**Directive:**
Search the data for the string "JSON" and gather each line it is in.

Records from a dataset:
(begin)

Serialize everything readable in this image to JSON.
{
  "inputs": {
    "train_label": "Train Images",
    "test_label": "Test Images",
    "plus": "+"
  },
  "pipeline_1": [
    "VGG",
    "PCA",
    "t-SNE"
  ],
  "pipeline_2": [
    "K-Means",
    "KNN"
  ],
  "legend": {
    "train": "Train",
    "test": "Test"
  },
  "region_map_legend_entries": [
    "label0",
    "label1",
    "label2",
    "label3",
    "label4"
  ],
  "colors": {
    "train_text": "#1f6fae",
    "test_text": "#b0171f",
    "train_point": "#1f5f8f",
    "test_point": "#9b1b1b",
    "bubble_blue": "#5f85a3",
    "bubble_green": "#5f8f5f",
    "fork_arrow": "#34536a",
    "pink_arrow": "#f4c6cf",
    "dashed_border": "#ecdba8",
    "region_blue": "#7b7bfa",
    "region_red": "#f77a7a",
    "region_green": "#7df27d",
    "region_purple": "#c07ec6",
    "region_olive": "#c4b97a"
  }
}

(end)
(begin)

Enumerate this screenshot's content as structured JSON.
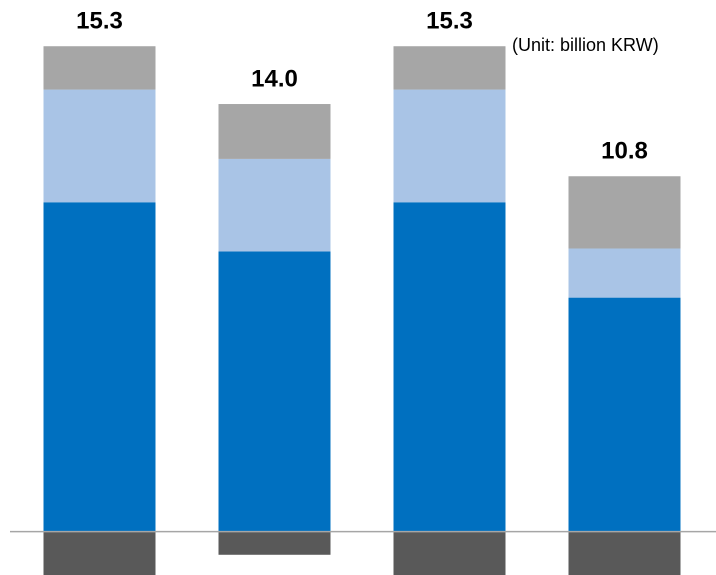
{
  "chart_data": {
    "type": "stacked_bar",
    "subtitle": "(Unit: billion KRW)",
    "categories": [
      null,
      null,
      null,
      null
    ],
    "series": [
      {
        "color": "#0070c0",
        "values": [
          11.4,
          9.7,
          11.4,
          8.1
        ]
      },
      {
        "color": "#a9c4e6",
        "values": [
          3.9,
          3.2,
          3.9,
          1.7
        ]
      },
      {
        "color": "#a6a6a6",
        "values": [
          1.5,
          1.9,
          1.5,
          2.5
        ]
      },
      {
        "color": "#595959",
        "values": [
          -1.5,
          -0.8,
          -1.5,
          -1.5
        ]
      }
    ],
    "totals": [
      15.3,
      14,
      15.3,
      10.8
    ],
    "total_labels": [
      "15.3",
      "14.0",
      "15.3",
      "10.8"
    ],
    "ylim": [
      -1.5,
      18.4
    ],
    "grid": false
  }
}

(end)

**Finished task:**
Serialize everything readable in this image to JSON.
Enumerate this screenshot's content as structured JSON.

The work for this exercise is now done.